◆ GIVEN REQUEST ◆
Copy, from the entries below, each line in which the string "only" appears.

◆ PROVIDED INFORMATION ◆

((

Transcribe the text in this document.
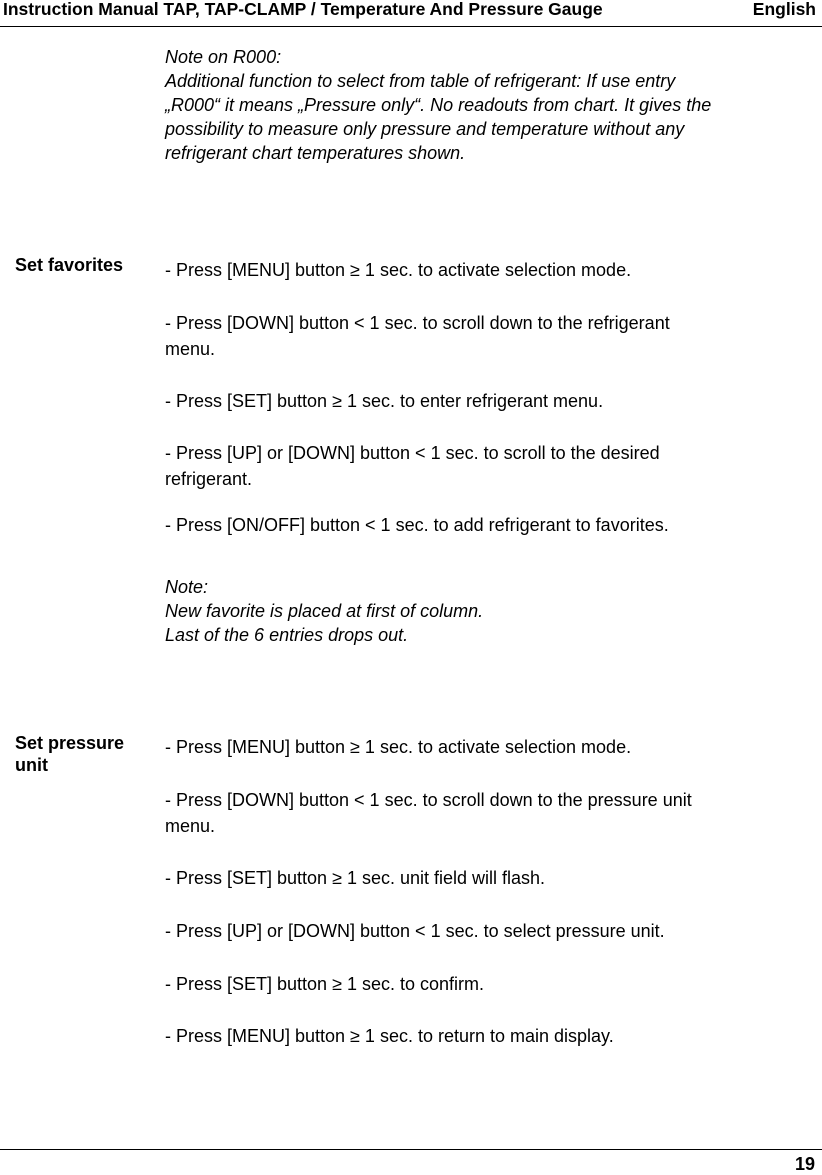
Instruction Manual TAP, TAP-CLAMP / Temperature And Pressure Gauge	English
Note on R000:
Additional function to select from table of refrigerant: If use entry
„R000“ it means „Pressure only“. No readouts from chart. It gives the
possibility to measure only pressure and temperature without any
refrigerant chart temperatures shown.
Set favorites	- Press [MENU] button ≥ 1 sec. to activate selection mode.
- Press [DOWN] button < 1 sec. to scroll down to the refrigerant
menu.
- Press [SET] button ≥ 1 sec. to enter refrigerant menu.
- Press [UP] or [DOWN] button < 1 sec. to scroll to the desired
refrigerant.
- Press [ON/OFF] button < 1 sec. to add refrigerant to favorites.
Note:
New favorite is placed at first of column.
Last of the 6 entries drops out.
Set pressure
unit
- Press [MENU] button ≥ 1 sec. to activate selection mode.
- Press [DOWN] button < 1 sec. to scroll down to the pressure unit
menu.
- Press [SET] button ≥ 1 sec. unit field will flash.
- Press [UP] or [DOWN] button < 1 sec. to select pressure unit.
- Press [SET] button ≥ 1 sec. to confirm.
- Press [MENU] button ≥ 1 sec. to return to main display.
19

))
((

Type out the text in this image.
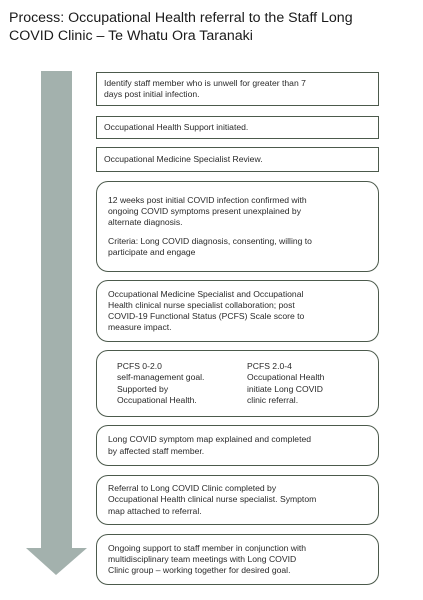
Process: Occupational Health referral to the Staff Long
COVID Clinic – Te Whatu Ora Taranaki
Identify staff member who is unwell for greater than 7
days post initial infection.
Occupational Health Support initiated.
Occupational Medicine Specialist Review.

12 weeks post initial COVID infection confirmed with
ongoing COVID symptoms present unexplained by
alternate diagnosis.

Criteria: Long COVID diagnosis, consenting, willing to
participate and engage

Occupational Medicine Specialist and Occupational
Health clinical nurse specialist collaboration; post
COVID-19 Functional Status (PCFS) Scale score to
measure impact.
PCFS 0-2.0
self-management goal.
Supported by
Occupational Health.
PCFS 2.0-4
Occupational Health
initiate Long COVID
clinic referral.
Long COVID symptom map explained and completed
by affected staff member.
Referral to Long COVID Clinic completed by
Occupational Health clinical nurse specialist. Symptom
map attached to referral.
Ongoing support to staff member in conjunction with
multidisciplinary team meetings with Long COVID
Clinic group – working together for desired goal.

))

◆ EXERCISE ANSWER ◆
„R000“ it means „Pressure only“. No readouts from chart. It gives the
possibility to measure only pressure and temperature without any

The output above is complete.